• SUPPLIED RECORDS:
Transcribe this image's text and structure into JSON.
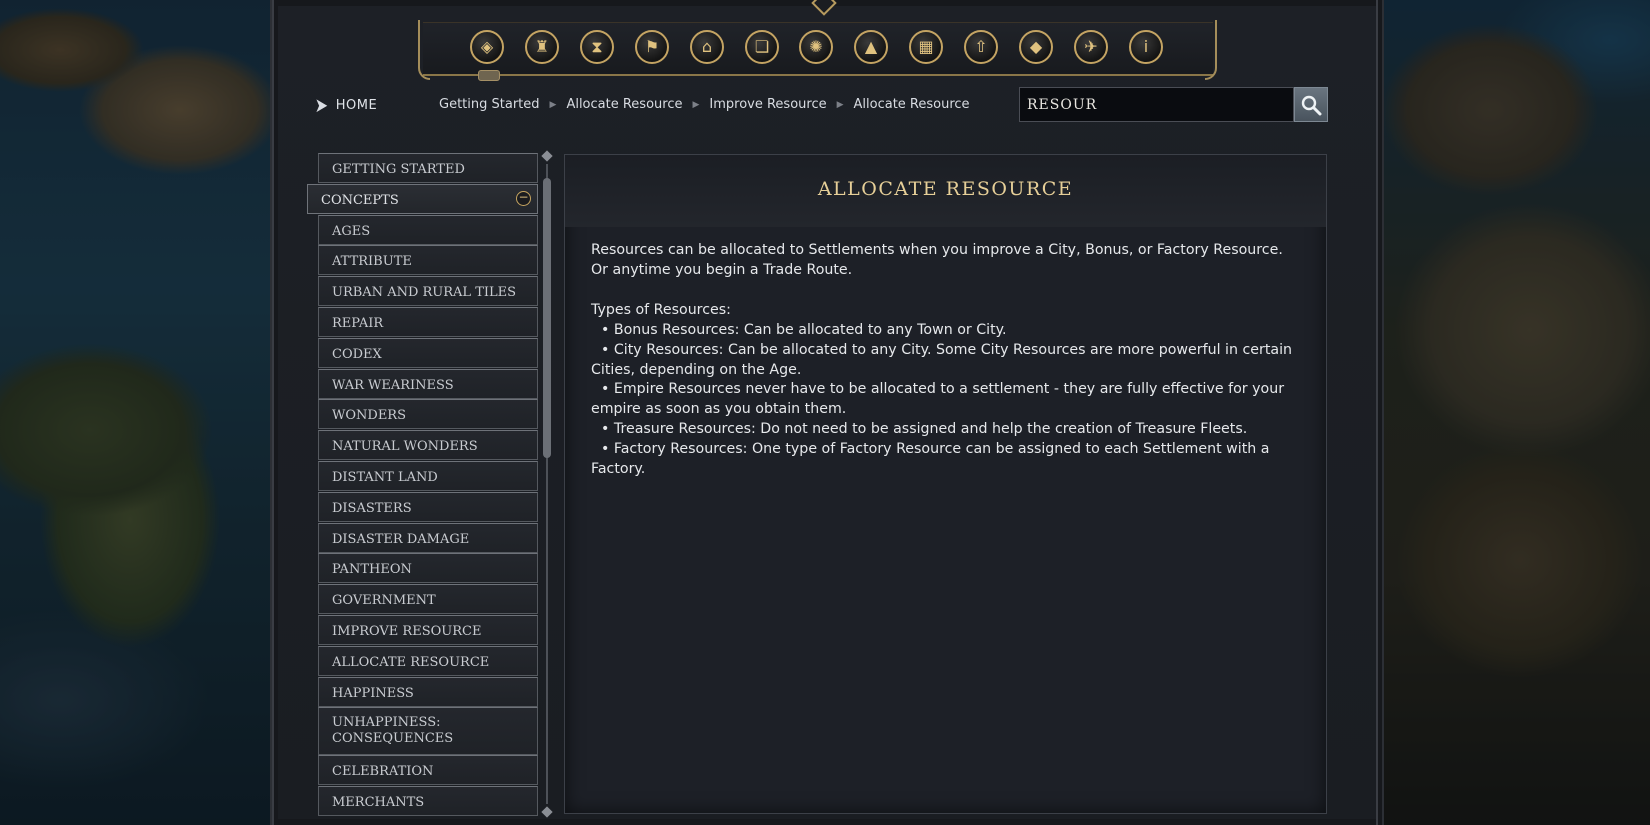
{
  "top_icons": [
    {
      "name": "civilization-icon",
      "glyph": "◈"
    },
    {
      "name": "trophy-icon",
      "glyph": "♜"
    },
    {
      "name": "hourglass-icon",
      "glyph": "⧗"
    },
    {
      "name": "flag-icon",
      "glyph": "⚑"
    },
    {
      "name": "government-building-icon",
      "glyph": "⌂"
    },
    {
      "name": "book-icon",
      "glyph": "❏"
    },
    {
      "name": "atom-icon",
      "glyph": "✺"
    },
    {
      "name": "mountains-icon",
      "glyph": "▲"
    },
    {
      "name": "city-icon",
      "glyph": "▦"
    },
    {
      "name": "upgrade-arrow-icon",
      "glyph": "⇧"
    },
    {
      "name": "resource-pyramid-icon",
      "glyph": "◆"
    },
    {
      "name": "dove-icon",
      "glyph": "✈"
    },
    {
      "name": "info-icon",
      "glyph": "i"
    }
  ],
  "home": {
    "label": "HOME"
  },
  "breadcrumb": [
    "Getting Started",
    "Allocate Resource",
    "Improve Resource",
    "Allocate Resource"
  ],
  "search": {
    "value": "RESOUR"
  },
  "sidebar": [
    {
      "label": "GETTING STARTED",
      "state": "normal"
    },
    {
      "label": "CONCEPTS",
      "state": "active"
    },
    {
      "label": "AGES",
      "state": "normal"
    },
    {
      "label": "ATTRIBUTE",
      "state": "normal"
    },
    {
      "label": "URBAN AND RURAL TILES",
      "state": "normal"
    },
    {
      "label": "REPAIR",
      "state": "normal"
    },
    {
      "label": "CODEX",
      "state": "normal"
    },
    {
      "label": "WAR WEARINESS",
      "state": "normal"
    },
    {
      "label": "WONDERS",
      "state": "normal"
    },
    {
      "label": "NATURAL WONDERS",
      "state": "normal"
    },
    {
      "label": "DISTANT LAND",
      "state": "normal"
    },
    {
      "label": "DISASTERS",
      "state": "normal"
    },
    {
      "label": "DISASTER DAMAGE",
      "state": "normal"
    },
    {
      "label": "PANTHEON",
      "state": "normal"
    },
    {
      "label": "GOVERNMENT",
      "state": "normal"
    },
    {
      "label": "IMPROVE RESOURCE",
      "state": "normal"
    },
    {
      "label": "ALLOCATE RESOURCE",
      "state": "normal"
    },
    {
      "label": "HAPPINESS",
      "state": "normal"
    },
    {
      "label": "UNHAPPINESS: CONSEQUENCES",
      "state": "double"
    },
    {
      "label": "CELEBRATION",
      "state": "normal"
    },
    {
      "label": "MERCHANTS",
      "state": "normal"
    }
  ],
  "content": {
    "title": "ALLOCATE RESOURCE",
    "intro_1": "Resources can be allocated to Settlements when you improve a City, Bonus, or Factory Resource.",
    "intro_2": "Or anytime you begin a Trade Route.",
    "types_heading": "Types of Resources:",
    "bullets": [
      "• Bonus Resources: Can be allocated to any Town or City.",
      "• City Resources: Can be allocated to any City. Some City Resources are more powerful in certain",
      "Cities, depending on the Age.",
      "•  Empire Resources never have to be allocated to a settlement - they are fully effective for your",
      "empire as soon as you obtain them.",
      "• Treasure Resources: Do not need to be assigned and help the creation of Treasure Fleets.",
      "• Factory Resources: One type of Factory Resource can be assigned to each Settlement with a",
      "Factory."
    ]
  },
  "colors": {
    "gold_accent": "#c4a463",
    "title_gold": "#e6cf98",
    "panel_bg": "#1d2027"
  }
}
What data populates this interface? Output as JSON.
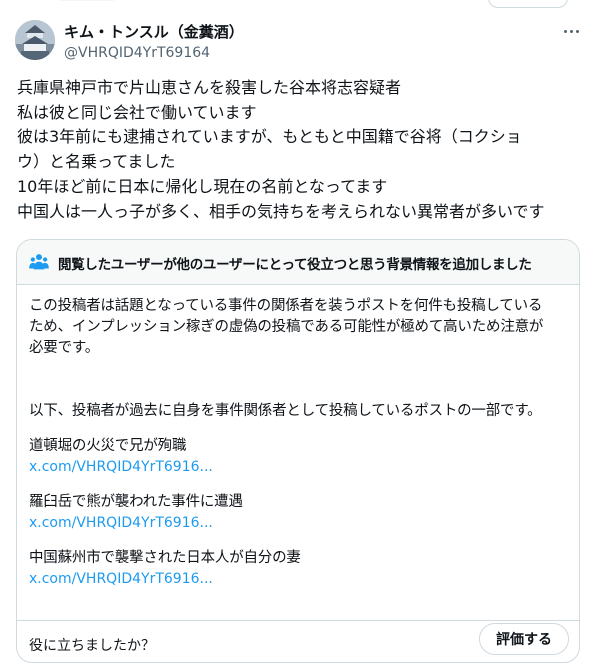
{
  "author": {
    "display_name": "キム・トンスル（金糞酒）",
    "handle": "@VHRQID4YrT69164"
  },
  "tweet": {
    "lines": [
      "兵庫県神戸市で片山恵さんを殺害した谷本将志容疑者",
      "私は彼と同じ会社で働いています",
      "彼は3年前にも逮捕されていますが、もともと中国籍で谷将（コクショ",
      "ウ）と名乗ってました",
      "10年ほど前に日本に帰化し現在の名前となってます",
      "中国人は一人っ子が多く、相手の気持ちを考えられない異常者が多いです"
    ]
  },
  "community_note": {
    "header": "閲覧したユーザーが他のユーザーにとって役立つと思う背景情報を追加しました",
    "body_lines": [
      "この投稿者は話題となっている事件の関係者を装うポストを何件も投稿している",
      "ため、インプレッション稼ぎの虚偽の投稿である可能性が極めて高いため注意が",
      "必要です。"
    ],
    "intro": "以下、投稿者が過去に自身を事件関係者として投稿しているポストの一部です。",
    "examples": [
      {
        "text": "道頓堀の火災で兄が殉職",
        "link": "x.com/VHRQID4YrT6916..."
      },
      {
        "text": "羅臼岳で熊が襲われた事件に遭遇",
        "link": "x.com/VHRQID4YrT6916..."
      },
      {
        "text": "中国蘇州市で襲撃された日本人が自分の妻",
        "link": "x.com/VHRQID4YrT6916..."
      }
    ],
    "helpful_question": "役に立ちましたか？",
    "rate_button": "評価する"
  },
  "icons": {
    "more": "more-horizontal-icon",
    "community": "people-icon",
    "accent": "#1d9bf0"
  }
}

• STATED PROBLEM:
Make an exact copy of every record, pictures excluded.

• SOLUTION TO THIS TASK:
Transcribe this image's text and structure into JSON.
{
  "top_icons": [
    {
      "name": "civilization-icon",
      "glyph": "◈"
    },
    {
      "name": "trophy-icon",
      "glyph": "♜"
    },
    {
      "name": "hourglass-icon",
      "glyph": "⧗"
    },
    {
      "name": "flag-icon",
      "glyph": "⚑"
    },
    {
      "name": "government-building-icon",
      "glyph": "⌂"
    },
    {
      "name": "book-icon",
      "glyph": "❏"
    },
    {
      "name": "atom-icon",
      "glyph": "✺"
    },
    {
      "name": "mountains-icon",
      "glyph": "▲"
    },
    {
      "name": "city-icon",
      "glyph": "▦"
    },
    {
      "name": "upgrade-arrow-icon",
      "glyph": "⇧"
    },
    {
      "name": "resource-pyramid-icon",
      "glyph": "◆"
    },
    {
      "name": "dove-icon",
      "glyph": "✈"
    },
    {
      "name": "info-icon",
      "glyph": "i"
    }
  ],
  "home": {
    "label": "HOME"
  },
  "breadcrumb": [
    "Getting Started",
    "Allocate Resource",
    "Improve Resource",
    "Allocate Resource"
  ],
  "search": {
    "value": "RESOUR"
  },
  "sidebar": [
    {
      "label": "GETTING STARTED",
      "state": "normal"
    },
    {
      "label": "CONCEPTS",
      "state": "active"
    },
    {
      "label": "AGES",
      "state": "normal"
    },
    {
      "label": "ATTRIBUTE",
      "state": "normal"
    },
    {
      "label": "URBAN AND RURAL TILES",
      "state": "normal"
    },
    {
      "label": "REPAIR",
      "state": "normal"
    },
    {
      "label": "CODEX",
      "state": "normal"
    },
    {
      "label": "WAR WEARINESS",
      "state": "normal"
    },
    {
      "label": "WONDERS",
      "state": "normal"
    },
    {
      "label": "NATURAL WONDERS",
      "state": "normal"
    },
    {
      "label": "DISTANT LAND",
      "state": "normal"
    },
    {
      "label": "DISASTERS",
      "state": "normal"
    },
    {
      "label": "DISASTER DAMAGE",
      "state": "normal"
    },
    {
      "label": "PANTHEON",
      "state": "normal"
    },
    {
      "label": "GOVERNMENT",
      "state": "normal"
    },
    {
      "label": "IMPROVE RESOURCE",
      "state": "normal"
    },
    {
      "label": "ALLOCATE RESOURCE",
      "state": "normal"
    },
    {
      "label": "HAPPINESS",
      "state": "normal"
    },
    {
      "label": "UNHAPPINESS: CONSEQUENCES",
      "state": "double"
    },
    {
      "label": "CELEBRATION",
      "state": "normal"
    },
    {
      "label": "MERCHANTS",
      "state": "normal"
    }
  ],
  "content": {
    "title": "ALLOCATE RESOURCE",
    "intro_1": "Resources can be allocated to Settlements when you improve a City, Bonus, or Factory Resource.",
    "intro_2": "Or anytime you begin a Trade Route.",
    "types_heading": "Types of Resources:",
    "bullets": [
      "• Bonus Resources: Can be allocated to any Town or City.",
      "• City Resources: Can be allocated to any City. Some City Resources are more powerful in certain",
      "Cities, depending on the Age.",
      "•  Empire Resources never have to be allocated to a settlement - they are fully effective for your",
      "empire as soon as you obtain them.",
      "• Treasure Resources: Do not need to be assigned and help the creation of Treasure Fleets.",
      "• Factory Resources: One type of Factory Resource can be assigned to each Settlement with a",
      "Factory."
    ]
  },
  "colors": {
    "gold_accent": "#c4a463",
    "title_gold": "#e6cf98",
    "panel_bg": "#1d2027"
  }
}
What data populates this interface? Output as JSON.
{
  "author": {
    "display_name": "キム・トンスル（金糞酒）",
    "handle": "@VHRQID4YrT69164"
  },
  "tweet": {
    "lines": [
      "兵庫県神戸市で片山恵さんを殺害した谷本将志容疑者",
      "私は彼と同じ会社で働いています",
      "彼は3年前にも逮捕されていますが、もともと中国籍で谷将（コクショ",
      "ウ）と名乗ってました",
      "10年ほど前に日本に帰化し現在の名前となってます",
      "中国人は一人っ子が多く、相手の気持ちを考えられない異常者が多いです"
    ]
  },
  "community_note": {
    "header": "閲覧したユーザーが他のユーザーにとって役立つと思う背景情報を追加しました",
    "body_lines": [
      "この投稿者は話題となっている事件の関係者を装うポストを何件も投稿している",
      "ため、インプレッション稼ぎの虚偽の投稿である可能性が極めて高いため注意が",
      "必要です。"
    ],
    "intro": "以下、投稿者が過去に自身を事件関係者として投稿しているポストの一部です。",
    "examples": [
      {
        "text": "道頓堀の火災で兄が殉職",
        "link": "x.com/VHRQID4YrT6916..."
      },
      {
        "text": "羅臼岳で熊が襲われた事件に遭遇",
        "link": "x.com/VHRQID4YrT6916..."
      },
      {
        "text": "中国蘇州市で襲撃された日本人が自分の妻",
        "link": "x.com/VHRQID4YrT6916..."
      }
    ],
    "helpful_question": "役に立ちましたか？",
    "rate_button": "評価する"
  },
  "icons": {
    "more": "more-horizontal-icon",
    "community": "people-icon",
    "accent": "#1d9bf0"
  }
}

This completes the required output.